(TO BE DONE):
Can you transcribe every record below exactly as it appears?

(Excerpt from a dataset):
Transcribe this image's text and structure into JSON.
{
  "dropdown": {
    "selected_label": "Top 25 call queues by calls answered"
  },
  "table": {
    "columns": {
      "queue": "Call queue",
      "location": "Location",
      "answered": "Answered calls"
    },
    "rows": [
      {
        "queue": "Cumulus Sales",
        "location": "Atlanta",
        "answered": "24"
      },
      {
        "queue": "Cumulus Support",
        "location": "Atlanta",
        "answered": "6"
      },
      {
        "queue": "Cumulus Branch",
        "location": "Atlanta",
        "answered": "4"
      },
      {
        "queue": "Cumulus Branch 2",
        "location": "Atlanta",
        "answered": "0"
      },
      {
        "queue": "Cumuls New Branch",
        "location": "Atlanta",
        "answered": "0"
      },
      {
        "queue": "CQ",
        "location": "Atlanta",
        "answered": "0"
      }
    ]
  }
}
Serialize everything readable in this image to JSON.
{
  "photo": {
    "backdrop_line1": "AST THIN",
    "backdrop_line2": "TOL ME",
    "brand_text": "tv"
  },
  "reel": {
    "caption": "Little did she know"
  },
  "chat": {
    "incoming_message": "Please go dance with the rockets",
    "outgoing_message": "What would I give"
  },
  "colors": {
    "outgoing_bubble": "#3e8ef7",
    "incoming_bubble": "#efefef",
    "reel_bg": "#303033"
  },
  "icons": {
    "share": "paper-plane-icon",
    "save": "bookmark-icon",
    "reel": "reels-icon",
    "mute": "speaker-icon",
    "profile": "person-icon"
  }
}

(OUTPUT OF THE EXERCISE):
Transcribe this image's text and structure into JSON.
{
  "dropdown": {
    "selected_label": "Top 25 call queues by calls answered"
  },
  "table": {
    "columns": {
      "queue": "Call queue",
      "location": "Location",
      "answered": "Answered calls"
    },
    "rows": [
      {
        "queue": "Cumulus Sales",
        "location": "Atlanta",
        "answered": "24"
      },
      {
        "queue": "Cumulus Support",
        "location": "Atlanta",
        "answered": "6"
      },
      {
        "queue": "Cumulus Branch",
        "location": "Atlanta",
        "answered": "4"
      },
      {
        "queue": "Cumulus Branch 2",
        "location": "Atlanta",
        "answered": "0"
      },
      {
        "queue": "Cumuls New Branch",
        "location": "Atlanta",
        "answered": "0"
      },
      {
        "queue": "CQ",
        "location": "Atlanta",
        "answered": "0"
      }
    ]
  }
}
Serialize everything readable in this image to JSON.
{
  "photo": {
    "backdrop_line1": "AST THIN",
    "backdrop_line2": "TOL ME",
    "brand_text": "tv"
  },
  "reel": {
    "caption": "Little did she know"
  },
  "chat": {
    "incoming_message": "Please go dance with the rockets",
    "outgoing_message": "What would I give"
  },
  "colors": {
    "outgoing_bubble": "#3e8ef7",
    "incoming_bubble": "#efefef",
    "reel_bg": "#303033"
  },
  "icons": {
    "share": "paper-plane-icon",
    "save": "bookmark-icon",
    "reel": "reels-icon",
    "mute": "speaker-icon",
    "profile": "person-icon"
  }
}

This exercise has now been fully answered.